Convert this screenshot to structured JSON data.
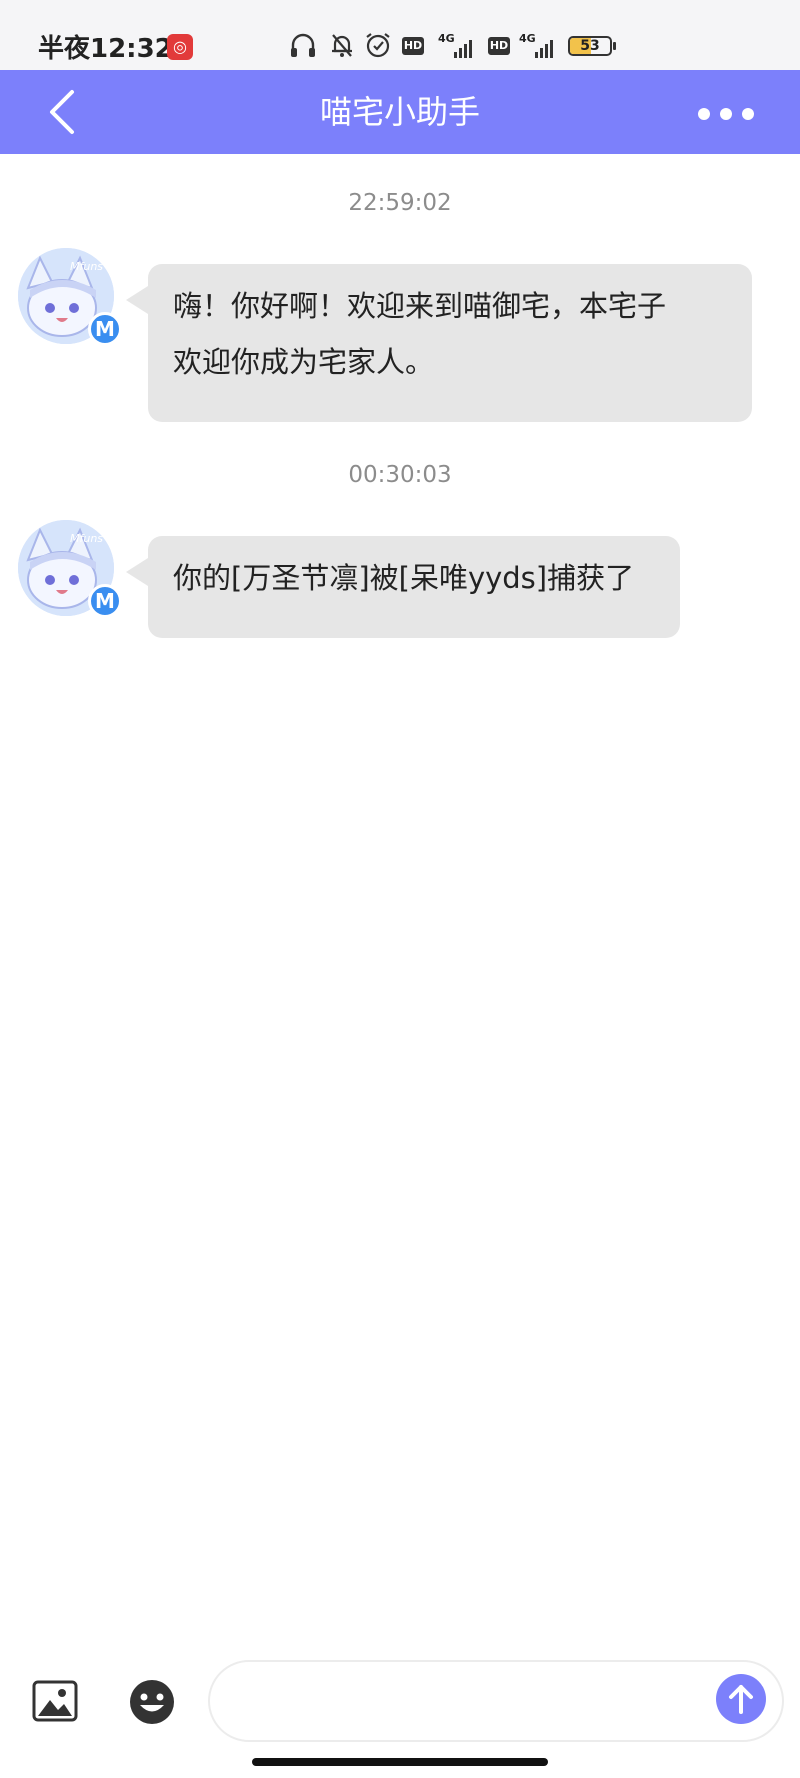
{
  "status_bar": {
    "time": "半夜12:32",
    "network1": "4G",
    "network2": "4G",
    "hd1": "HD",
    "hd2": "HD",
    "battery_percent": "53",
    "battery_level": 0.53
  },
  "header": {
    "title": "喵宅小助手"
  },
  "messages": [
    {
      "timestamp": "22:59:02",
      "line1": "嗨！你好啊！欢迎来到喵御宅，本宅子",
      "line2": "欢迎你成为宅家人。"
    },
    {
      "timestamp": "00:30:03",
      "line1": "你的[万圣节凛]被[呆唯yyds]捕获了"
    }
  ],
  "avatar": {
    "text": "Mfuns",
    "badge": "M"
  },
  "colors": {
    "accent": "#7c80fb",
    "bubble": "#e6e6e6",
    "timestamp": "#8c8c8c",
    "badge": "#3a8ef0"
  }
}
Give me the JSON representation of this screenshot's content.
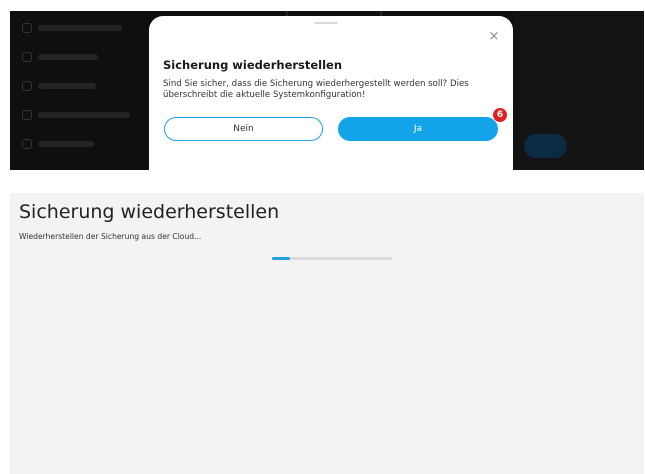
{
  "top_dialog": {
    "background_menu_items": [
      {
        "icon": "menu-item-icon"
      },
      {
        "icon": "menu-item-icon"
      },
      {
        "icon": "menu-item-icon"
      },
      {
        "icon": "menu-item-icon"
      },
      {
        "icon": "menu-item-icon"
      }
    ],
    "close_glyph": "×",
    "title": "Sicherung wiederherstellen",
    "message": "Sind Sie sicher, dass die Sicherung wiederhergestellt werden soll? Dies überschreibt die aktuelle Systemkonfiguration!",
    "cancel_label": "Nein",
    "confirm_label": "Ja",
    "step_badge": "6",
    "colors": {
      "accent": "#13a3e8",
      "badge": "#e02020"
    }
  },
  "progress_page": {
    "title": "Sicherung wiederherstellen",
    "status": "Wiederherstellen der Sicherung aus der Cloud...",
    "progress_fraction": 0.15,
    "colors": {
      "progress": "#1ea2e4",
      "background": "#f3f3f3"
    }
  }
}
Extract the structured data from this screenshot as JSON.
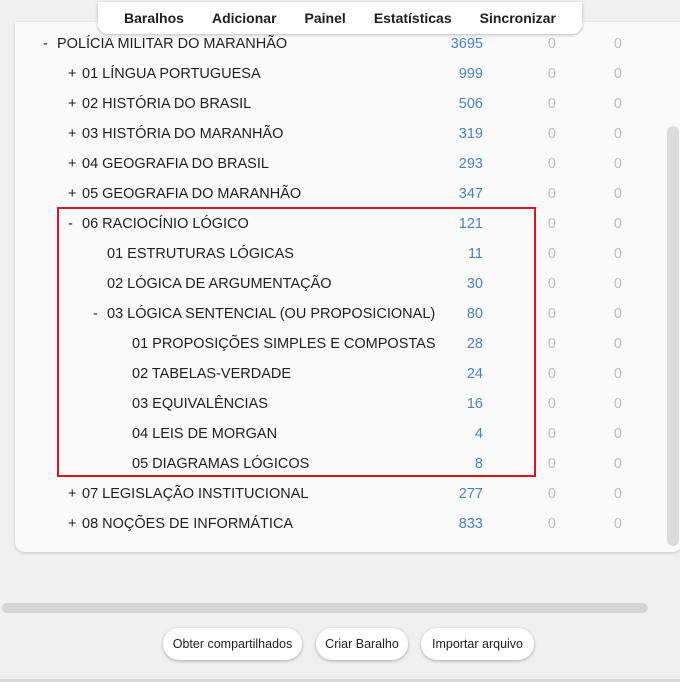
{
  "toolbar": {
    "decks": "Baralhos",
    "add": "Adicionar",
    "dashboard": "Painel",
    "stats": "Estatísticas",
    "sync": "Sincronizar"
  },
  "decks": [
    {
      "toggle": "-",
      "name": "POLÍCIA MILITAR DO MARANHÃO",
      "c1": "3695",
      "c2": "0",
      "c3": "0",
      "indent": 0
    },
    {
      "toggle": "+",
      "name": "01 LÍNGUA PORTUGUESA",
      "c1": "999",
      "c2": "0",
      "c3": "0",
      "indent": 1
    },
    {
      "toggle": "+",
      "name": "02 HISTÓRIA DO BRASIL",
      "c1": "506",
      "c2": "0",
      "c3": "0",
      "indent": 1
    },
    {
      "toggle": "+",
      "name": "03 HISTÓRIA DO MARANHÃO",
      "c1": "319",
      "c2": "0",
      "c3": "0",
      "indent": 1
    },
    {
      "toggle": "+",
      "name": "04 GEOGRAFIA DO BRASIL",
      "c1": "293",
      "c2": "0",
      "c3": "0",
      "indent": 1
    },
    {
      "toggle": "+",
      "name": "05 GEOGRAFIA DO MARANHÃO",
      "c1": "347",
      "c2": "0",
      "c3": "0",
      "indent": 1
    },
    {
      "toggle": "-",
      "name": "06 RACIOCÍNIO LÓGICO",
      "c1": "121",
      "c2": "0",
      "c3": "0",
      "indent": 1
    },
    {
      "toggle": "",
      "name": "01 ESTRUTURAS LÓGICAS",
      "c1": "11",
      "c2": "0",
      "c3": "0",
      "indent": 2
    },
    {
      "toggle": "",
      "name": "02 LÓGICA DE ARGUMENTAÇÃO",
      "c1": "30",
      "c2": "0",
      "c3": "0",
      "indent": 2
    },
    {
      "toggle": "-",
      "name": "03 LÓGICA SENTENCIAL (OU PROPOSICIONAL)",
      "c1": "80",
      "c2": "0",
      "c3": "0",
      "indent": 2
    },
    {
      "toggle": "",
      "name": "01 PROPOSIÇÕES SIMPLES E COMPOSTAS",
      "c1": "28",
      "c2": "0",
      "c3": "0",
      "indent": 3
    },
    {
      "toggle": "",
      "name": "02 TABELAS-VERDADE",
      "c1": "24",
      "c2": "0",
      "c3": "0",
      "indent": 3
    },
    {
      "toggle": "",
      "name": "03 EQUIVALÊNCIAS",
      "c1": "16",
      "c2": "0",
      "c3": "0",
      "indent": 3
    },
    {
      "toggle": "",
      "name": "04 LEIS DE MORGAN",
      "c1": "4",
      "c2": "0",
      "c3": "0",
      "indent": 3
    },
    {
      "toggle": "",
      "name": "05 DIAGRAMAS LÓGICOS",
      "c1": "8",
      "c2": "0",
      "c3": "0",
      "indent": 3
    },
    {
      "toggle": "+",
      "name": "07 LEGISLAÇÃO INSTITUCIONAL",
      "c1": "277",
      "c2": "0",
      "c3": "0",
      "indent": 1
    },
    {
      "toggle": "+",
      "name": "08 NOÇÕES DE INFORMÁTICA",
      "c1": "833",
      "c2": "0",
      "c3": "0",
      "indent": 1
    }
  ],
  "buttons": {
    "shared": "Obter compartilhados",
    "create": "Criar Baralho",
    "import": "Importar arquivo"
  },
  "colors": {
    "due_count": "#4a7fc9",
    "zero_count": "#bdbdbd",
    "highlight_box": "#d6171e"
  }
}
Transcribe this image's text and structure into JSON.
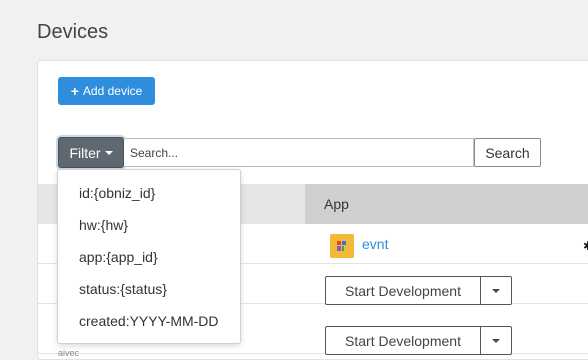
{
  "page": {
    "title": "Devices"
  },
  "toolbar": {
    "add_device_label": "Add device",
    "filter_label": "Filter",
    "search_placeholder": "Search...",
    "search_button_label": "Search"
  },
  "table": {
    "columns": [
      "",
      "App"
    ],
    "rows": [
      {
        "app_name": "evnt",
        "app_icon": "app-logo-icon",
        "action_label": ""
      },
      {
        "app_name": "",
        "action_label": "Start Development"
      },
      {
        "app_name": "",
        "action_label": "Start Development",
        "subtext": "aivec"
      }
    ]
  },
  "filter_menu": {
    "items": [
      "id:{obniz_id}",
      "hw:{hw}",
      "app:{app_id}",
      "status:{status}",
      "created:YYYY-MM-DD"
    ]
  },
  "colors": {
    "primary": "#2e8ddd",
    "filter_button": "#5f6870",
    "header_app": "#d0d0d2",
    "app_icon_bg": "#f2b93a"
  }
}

AIM OF THE TASK — Write out the whole listing exactly, and drop the pictures.

RESULT —
Convert this screenshot to structured JSON data.
{
  "status_bar": {
    "time": "半夜12:32",
    "network1": "4G",
    "network2": "4G",
    "hd1": "HD",
    "hd2": "HD",
    "battery_percent": "53",
    "battery_level": 0.53
  },
  "header": {
    "title": "喵宅小助手"
  },
  "messages": [
    {
      "timestamp": "22:59:02",
      "line1": "嗨！你好啊！欢迎来到喵御宅，本宅子",
      "line2": "欢迎你成为宅家人。"
    },
    {
      "timestamp": "00:30:03",
      "line1": "你的[万圣节凛]被[呆唯yyds]捕获了"
    }
  ],
  "avatar": {
    "text": "Mfuns",
    "badge": "M"
  },
  "colors": {
    "accent": "#7c80fb",
    "bubble": "#e6e6e6",
    "timestamp": "#8c8c8c",
    "badge": "#3a8ef0"
  }
}
Give me the JSON representation of this screenshot's content.
{
  "top_dialog": {
    "background_menu_items": [
      {
        "icon": "menu-item-icon"
      },
      {
        "icon": "menu-item-icon"
      },
      {
        "icon": "menu-item-icon"
      },
      {
        "icon": "menu-item-icon"
      },
      {
        "icon": "menu-item-icon"
      }
    ],
    "close_glyph": "×",
    "title": "Sicherung wiederherstellen",
    "message": "Sind Sie sicher, dass die Sicherung wiederhergestellt werden soll? Dies überschreibt die aktuelle Systemkonfiguration!",
    "cancel_label": "Nein",
    "confirm_label": "Ja",
    "step_badge": "6",
    "colors": {
      "accent": "#13a3e8",
      "badge": "#e02020"
    }
  },
  "progress_page": {
    "title": "Sicherung wiederherstellen",
    "status": "Wiederherstellen der Sicherung aus der Cloud...",
    "progress_fraction": 0.15,
    "colors": {
      "progress": "#1ea2e4",
      "background": "#f3f3f3"
    }
  }
}
Extract the structured data from this screenshot as JSON.
{
  "toolbar": {
    "decks": "Baralhos",
    "add": "Adicionar",
    "dashboard": "Painel",
    "stats": "Estatísticas",
    "sync": "Sincronizar"
  },
  "decks": [
    {
      "toggle": "-",
      "name": "POLÍCIA MILITAR DO MARANHÃO",
      "c1": "3695",
      "c2": "0",
      "c3": "0",
      "indent": 0
    },
    {
      "toggle": "+",
      "name": "01 LÍNGUA PORTUGUESA",
      "c1": "999",
      "c2": "0",
      "c3": "0",
      "indent": 1
    },
    {
      "toggle": "+",
      "name": "02 HISTÓRIA DO BRASIL",
      "c1": "506",
      "c2": "0",
      "c3": "0",
      "indent": 1
    },
    {
      "toggle": "+",
      "name": "03 HISTÓRIA DO MARANHÃO",
      "c1": "319",
      "c2": "0",
      "c3": "0",
      "indent": 1
    },
    {
      "toggle": "+",
      "name": "04 GEOGRAFIA DO BRASIL",
      "c1": "293",
      "c2": "0",
      "c3": "0",
      "indent": 1
    },
    {
      "toggle": "+",
      "name": "05 GEOGRAFIA DO MARANHÃO",
      "c1": "347",
      "c2": "0",
      "c3": "0",
      "indent": 1
    },
    {
      "toggle": "-",
      "name": "06 RACIOCÍNIO LÓGICO",
      "c1": "121",
      "c2": "0",
      "c3": "0",
      "indent": 1
    },
    {
      "toggle": "",
      "name": "01 ESTRUTURAS LÓGICAS",
      "c1": "11",
      "c2": "0",
      "c3": "0",
      "indent": 2
    },
    {
      "toggle": "",
      "name": "02 LÓGICA DE ARGUMENTAÇÃO",
      "c1": "30",
      "c2": "0",
      "c3": "0",
      "indent": 2
    },
    {
      "toggle": "-",
      "name": "03 LÓGICA SENTENCIAL (OU PROPOSICIONAL)",
      "c1": "80",
      "c2": "0",
      "c3": "0",
      "indent": 2
    },
    {
      "toggle": "",
      "name": "01 PROPOSIÇÕES SIMPLES E COMPOSTAS",
      "c1": "28",
      "c2": "0",
      "c3": "0",
      "indent": 3
    },
    {
      "toggle": "",
      "name": "02 TABELAS-VERDADE",
      "c1": "24",
      "c2": "0",
      "c3": "0",
      "indent": 3
    },
    {
      "toggle": "",
      "name": "03 EQUIVALÊNCIAS",
      "c1": "16",
      "c2": "0",
      "c3": "0",
      "indent": 3
    },
    {
      "toggle": "",
      "name": "04 LEIS DE MORGAN",
      "c1": "4",
      "c2": "0",
      "c3": "0",
      "indent": 3
    },
    {
      "toggle": "",
      "name": "05 DIAGRAMAS LÓGICOS",
      "c1": "8",
      "c2": "0",
      "c3": "0",
      "indent": 3
    },
    {
      "toggle": "+",
      "name": "07 LEGISLAÇÃO INSTITUCIONAL",
      "c1": "277",
      "c2": "0",
      "c3": "0",
      "indent": 1
    },
    {
      "toggle": "+",
      "name": "08 NOÇÕES DE INFORMÁTICA",
      "c1": "833",
      "c2": "0",
      "c3": "0",
      "indent": 1
    }
  ],
  "buttons": {
    "shared": "Obter compartilhados",
    "create": "Criar Baralho",
    "import": "Importar arquivo"
  },
  "colors": {
    "due_count": "#4a7fc9",
    "zero_count": "#bdbdbd",
    "highlight_box": "#d6171e"
  }
}
Transcribe this image's text and structure into JSON.
{
  "page": {
    "title": "Devices"
  },
  "toolbar": {
    "add_device_label": "Add device",
    "filter_label": "Filter",
    "search_placeholder": "Search...",
    "search_button_label": "Search"
  },
  "table": {
    "columns": [
      "",
      "App"
    ],
    "rows": [
      {
        "app_name": "evnt",
        "app_icon": "app-logo-icon",
        "action_label": ""
      },
      {
        "app_name": "",
        "action_label": "Start Development"
      },
      {
        "app_name": "",
        "action_label": "Start Development",
        "subtext": "aivec"
      }
    ]
  },
  "filter_menu": {
    "items": [
      "id:{obniz_id}",
      "hw:{hw}",
      "app:{app_id}",
      "status:{status}",
      "created:YYYY-MM-DD"
    ]
  },
  "colors": {
    "primary": "#2e8ddd",
    "filter_button": "#5f6870",
    "header_app": "#d0d0d2",
    "app_icon_bg": "#f2b93a"
  }
}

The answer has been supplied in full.